----- GIVEN ENTRIES -----

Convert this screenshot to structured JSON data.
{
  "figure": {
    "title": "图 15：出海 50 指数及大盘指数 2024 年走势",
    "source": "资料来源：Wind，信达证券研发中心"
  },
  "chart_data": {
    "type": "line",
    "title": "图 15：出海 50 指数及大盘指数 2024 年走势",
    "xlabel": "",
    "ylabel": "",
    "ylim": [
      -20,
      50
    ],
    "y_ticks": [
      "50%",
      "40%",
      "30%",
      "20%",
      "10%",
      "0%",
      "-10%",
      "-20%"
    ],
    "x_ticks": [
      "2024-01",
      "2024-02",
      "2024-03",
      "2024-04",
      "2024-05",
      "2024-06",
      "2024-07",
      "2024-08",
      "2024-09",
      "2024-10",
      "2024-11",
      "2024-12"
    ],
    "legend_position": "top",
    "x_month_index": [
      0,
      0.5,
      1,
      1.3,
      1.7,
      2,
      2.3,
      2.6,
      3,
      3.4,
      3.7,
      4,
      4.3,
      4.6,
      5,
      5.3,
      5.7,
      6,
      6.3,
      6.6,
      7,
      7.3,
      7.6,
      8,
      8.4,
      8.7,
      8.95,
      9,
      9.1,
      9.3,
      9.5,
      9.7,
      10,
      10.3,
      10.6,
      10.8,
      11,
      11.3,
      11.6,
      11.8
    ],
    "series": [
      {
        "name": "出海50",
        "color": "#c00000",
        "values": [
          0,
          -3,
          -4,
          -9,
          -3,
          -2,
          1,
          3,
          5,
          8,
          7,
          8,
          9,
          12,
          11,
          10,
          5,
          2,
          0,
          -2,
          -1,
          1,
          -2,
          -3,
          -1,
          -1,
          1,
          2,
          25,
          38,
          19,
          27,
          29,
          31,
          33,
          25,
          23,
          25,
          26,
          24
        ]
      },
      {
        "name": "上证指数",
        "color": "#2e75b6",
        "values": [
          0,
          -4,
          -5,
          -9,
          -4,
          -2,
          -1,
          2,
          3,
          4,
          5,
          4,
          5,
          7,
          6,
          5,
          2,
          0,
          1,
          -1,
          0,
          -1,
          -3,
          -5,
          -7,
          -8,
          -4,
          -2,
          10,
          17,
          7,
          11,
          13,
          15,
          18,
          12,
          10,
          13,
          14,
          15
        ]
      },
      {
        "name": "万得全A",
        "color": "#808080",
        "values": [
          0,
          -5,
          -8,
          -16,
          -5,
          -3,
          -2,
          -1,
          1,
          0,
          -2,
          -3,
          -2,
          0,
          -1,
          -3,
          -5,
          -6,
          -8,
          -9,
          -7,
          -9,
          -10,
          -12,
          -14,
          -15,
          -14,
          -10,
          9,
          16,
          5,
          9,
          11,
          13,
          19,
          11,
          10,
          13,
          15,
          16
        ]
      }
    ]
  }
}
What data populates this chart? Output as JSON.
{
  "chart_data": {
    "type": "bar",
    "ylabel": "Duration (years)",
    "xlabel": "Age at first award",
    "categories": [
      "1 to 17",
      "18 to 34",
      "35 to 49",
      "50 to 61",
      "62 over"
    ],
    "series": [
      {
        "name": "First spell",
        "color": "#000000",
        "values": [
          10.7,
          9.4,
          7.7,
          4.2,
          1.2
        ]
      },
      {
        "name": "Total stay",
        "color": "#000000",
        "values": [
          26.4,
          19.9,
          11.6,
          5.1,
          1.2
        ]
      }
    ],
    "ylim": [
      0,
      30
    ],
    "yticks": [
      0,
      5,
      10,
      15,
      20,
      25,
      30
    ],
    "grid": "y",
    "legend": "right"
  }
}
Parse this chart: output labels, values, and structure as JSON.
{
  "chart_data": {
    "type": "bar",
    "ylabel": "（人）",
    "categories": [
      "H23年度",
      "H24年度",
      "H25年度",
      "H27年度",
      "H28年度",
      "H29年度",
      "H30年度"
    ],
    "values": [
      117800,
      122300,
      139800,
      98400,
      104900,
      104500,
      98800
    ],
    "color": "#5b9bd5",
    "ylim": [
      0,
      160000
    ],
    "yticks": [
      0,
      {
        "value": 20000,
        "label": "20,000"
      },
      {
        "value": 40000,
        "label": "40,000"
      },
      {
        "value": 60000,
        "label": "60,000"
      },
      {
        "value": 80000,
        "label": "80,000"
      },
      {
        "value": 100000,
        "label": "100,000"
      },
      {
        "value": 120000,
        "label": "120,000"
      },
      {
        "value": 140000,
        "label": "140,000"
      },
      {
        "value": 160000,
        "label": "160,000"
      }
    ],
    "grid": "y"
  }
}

-----

WHAT TO PRODUCE: Pull out each record as written and restate it exactly.

CORRECT RESPONSE:
Convert this screenshot to structured JSON data.
{
  "figure": {
    "title": "图 15：出海 50 指数及大盘指数 2024 年走势",
    "source": "资料来源：Wind，信达证券研发中心"
  },
  "chart_data": {
    "type": "line",
    "title": "图 15：出海 50 指数及大盘指数 2024 年走势",
    "xlabel": "",
    "ylabel": "",
    "ylim": [
      -20,
      50
    ],
    "y_ticks": [
      "50%",
      "40%",
      "30%",
      "20%",
      "10%",
      "0%",
      "-10%",
      "-20%"
    ],
    "x_ticks": [
      "2024-01",
      "2024-02",
      "2024-03",
      "2024-04",
      "2024-05",
      "2024-06",
      "2024-07",
      "2024-08",
      "2024-09",
      "2024-10",
      "2024-11",
      "2024-12"
    ],
    "legend_position": "top",
    "x_month_index": [
      0,
      0.5,
      1,
      1.3,
      1.7,
      2,
      2.3,
      2.6,
      3,
      3.4,
      3.7,
      4,
      4.3,
      4.6,
      5,
      5.3,
      5.7,
      6,
      6.3,
      6.6,
      7,
      7.3,
      7.6,
      8,
      8.4,
      8.7,
      8.95,
      9,
      9.1,
      9.3,
      9.5,
      9.7,
      10,
      10.3,
      10.6,
      10.8,
      11,
      11.3,
      11.6,
      11.8
    ],
    "series": [
      {
        "name": "出海50",
        "color": "#c00000",
        "values": [
          0,
          -3,
          -4,
          -9,
          -3,
          -2,
          1,
          3,
          5,
          8,
          7,
          8,
          9,
          12,
          11,
          10,
          5,
          2,
          0,
          -2,
          -1,
          1,
          -2,
          -3,
          -1,
          -1,
          1,
          2,
          25,
          38,
          19,
          27,
          29,
          31,
          33,
          25,
          23,
          25,
          26,
          24
        ]
      },
      {
        "name": "上证指数",
        "color": "#2e75b6",
        "values": [
          0,
          -4,
          -5,
          -9,
          -4,
          -2,
          -1,
          2,
          3,
          4,
          5,
          4,
          5,
          7,
          6,
          5,
          2,
          0,
          1,
          -1,
          0,
          -1,
          -3,
          -5,
          -7,
          -8,
          -4,
          -2,
          10,
          17,
          7,
          11,
          13,
          15,
          18,
          12,
          10,
          13,
          14,
          15
        ]
      },
      {
        "name": "万得全A",
        "color": "#808080",
        "values": [
          0,
          -5,
          -8,
          -16,
          -5,
          -3,
          -2,
          -1,
          1,
          0,
          -2,
          -3,
          -2,
          0,
          -1,
          -3,
          -5,
          -6,
          -8,
          -9,
          -7,
          -9,
          -10,
          -12,
          -14,
          -15,
          -14,
          -10,
          9,
          16,
          5,
          9,
          11,
          13,
          19,
          11,
          10,
          13,
          15,
          16
        ]
      }
    ]
  }
}
What data populates this chart? Output as JSON.
{
  "chart_data": {
    "type": "bar",
    "ylabel": "Duration (years)",
    "xlabel": "Age at first award",
    "categories": [
      "1 to 17",
      "18 to 34",
      "35 to 49",
      "50 to 61",
      "62 over"
    ],
    "series": [
      {
        "name": "First spell",
        "color": "#000000",
        "values": [
          10.7,
          9.4,
          7.7,
          4.2,
          1.2
        ]
      },
      {
        "name": "Total stay",
        "color": "#000000",
        "values": [
          26.4,
          19.9,
          11.6,
          5.1,
          1.2
        ]
      }
    ],
    "ylim": [
      0,
      30
    ],
    "yticks": [
      0,
      5,
      10,
      15,
      20,
      25,
      30
    ],
    "grid": "y",
    "legend": "right"
  }
}
Parse this chart: output labels, values, and structure as JSON.
{
  "chart_data": {
    "type": "bar",
    "ylabel": "（人）",
    "categories": [
      "H23年度",
      "H24年度",
      "H25年度",
      "H27年度",
      "H28年度",
      "H29年度",
      "H30年度"
    ],
    "values": [
      117800,
      122300,
      139800,
      98400,
      104900,
      104500,
      98800
    ],
    "color": "#5b9bd5",
    "ylim": [
      0,
      160000
    ],
    "yticks": [
      0,
      {
        "value": 20000,
        "label": "20,000"
      },
      {
        "value": 40000,
        "label": "40,000"
      },
      {
        "value": 60000,
        "label": "60,000"
      },
      {
        "value": 80000,
        "label": "80,000"
      },
      {
        "value": 100000,
        "label": "100,000"
      },
      {
        "value": 120000,
        "label": "120,000"
      },
      {
        "value": 140000,
        "label": "140,000"
      },
      {
        "value": 160000,
        "label": "160,000"
      }
    ],
    "grid": "y"
  }
}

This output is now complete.